(Page transcription records)
==============================
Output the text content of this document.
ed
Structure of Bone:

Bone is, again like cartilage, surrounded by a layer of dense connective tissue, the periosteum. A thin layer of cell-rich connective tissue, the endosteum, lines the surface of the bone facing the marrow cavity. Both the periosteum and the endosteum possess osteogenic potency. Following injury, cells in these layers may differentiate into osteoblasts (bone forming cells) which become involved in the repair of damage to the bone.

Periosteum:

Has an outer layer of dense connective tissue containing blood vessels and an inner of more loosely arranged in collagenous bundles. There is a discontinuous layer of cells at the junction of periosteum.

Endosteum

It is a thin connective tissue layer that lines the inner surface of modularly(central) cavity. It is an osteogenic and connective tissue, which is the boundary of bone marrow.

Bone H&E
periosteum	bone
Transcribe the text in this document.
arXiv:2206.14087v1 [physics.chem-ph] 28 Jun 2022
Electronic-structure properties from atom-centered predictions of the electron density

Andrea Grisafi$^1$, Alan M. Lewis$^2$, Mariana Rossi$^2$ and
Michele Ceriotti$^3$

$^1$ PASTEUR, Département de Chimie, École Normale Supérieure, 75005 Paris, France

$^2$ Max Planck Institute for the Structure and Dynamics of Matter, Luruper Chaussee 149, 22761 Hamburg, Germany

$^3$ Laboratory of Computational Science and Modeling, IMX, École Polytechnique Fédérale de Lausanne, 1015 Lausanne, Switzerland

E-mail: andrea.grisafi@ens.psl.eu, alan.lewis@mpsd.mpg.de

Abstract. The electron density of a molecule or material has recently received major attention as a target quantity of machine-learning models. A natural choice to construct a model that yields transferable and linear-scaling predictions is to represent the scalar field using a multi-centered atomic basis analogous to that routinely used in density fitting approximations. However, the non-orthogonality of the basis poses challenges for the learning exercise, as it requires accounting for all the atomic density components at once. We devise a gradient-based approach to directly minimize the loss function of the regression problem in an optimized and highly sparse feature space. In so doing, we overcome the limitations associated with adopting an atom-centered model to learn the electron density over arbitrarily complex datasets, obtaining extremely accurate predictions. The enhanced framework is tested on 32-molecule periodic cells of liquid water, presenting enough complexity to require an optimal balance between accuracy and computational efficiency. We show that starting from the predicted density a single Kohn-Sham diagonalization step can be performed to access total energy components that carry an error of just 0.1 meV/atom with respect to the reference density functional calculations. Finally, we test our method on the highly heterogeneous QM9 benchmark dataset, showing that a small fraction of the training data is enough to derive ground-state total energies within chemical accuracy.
==============================
» Exercise details
All of the data above should be transcribed exactly.

» Exercise response
Output the text content of this document.
ed
Structure of Bone:

Bone is, again like cartilage, surrounded by a layer of dense connective tissue, the periosteum. A thin layer of cell-rich connective tissue, the endosteum, lines the surface of the bone facing the marrow cavity. Both the periosteum and the endosteum possess osteogenic potency. Following injury, cells in these layers may differentiate into osteoblasts (bone forming cells) which become involved in the repair of damage to the bone.

Periosteum:

Has an outer layer of dense connective tissue containing blood vessels and an inner of more loosely arranged in collagenous bundles. There is a discontinuous layer of cells at the junction of periosteum.

Endosteum

It is a thin connective tissue layer that lines the inner surface of modularly(central) cavity. It is an osteogenic and connective tissue, which is the boundary of bone marrow.

Bone H&E
periosteum	bone
Transcribe the text in this document.
arXiv:2206.14087v1 [physics.chem-ph] 28 Jun 2022
Electronic-structure properties from atom-centered predictions of the electron density

Andrea Grisafi$^1$, Alan M. Lewis$^2$, Mariana Rossi$^2$ and
Michele Ceriotti$^3$

$^1$ PASTEUR, Département de Chimie, École Normale Supérieure, 75005 Paris, France

$^2$ Max Planck Institute for the Structure and Dynamics of Matter, Luruper Chaussee 149, 22761 Hamburg, Germany

$^3$ Laboratory of Computational Science and Modeling, IMX, École Polytechnique Fédérale de Lausanne, 1015 Lausanne, Switzerland

E-mail: andrea.grisafi@ens.psl.eu, alan.lewis@mpsd.mpg.de

Abstract. The electron density of a molecule or material has recently received major attention as a target quantity of machine-learning models. A natural choice to construct a model that yields transferable and linear-scaling predictions is to represent the scalar field using a multi-centered atomic basis analogous to that routinely used in density fitting approximations. However, the non-orthogonality of the basis poses challenges for the learning exercise, as it requires accounting for all the atomic density components at once. We devise a gradient-based approach to directly minimize the loss function of the regression problem in an optimized and highly sparse feature space. In so doing, we overcome the limitations associated with adopting an atom-centered model to learn the electron density over arbitrarily complex datasets, obtaining extremely accurate predictions. The enhanced framework is tested on 32-molecule periodic cells of liquid water, presenting enough complexity to require an optimal balance between accuracy and computational efficiency. We show that starting from the predicted density a single Kohn-Sham diagonalization step can be performed to access total energy components that carry an error of just 0.1 meV/atom with respect to the reference density functional calculations. Finally, we test our method on the highly heterogeneous QM9 benchmark dataset, showing that a small fraction of the training data is enough to derive ground-state total energies within chemical accuracy.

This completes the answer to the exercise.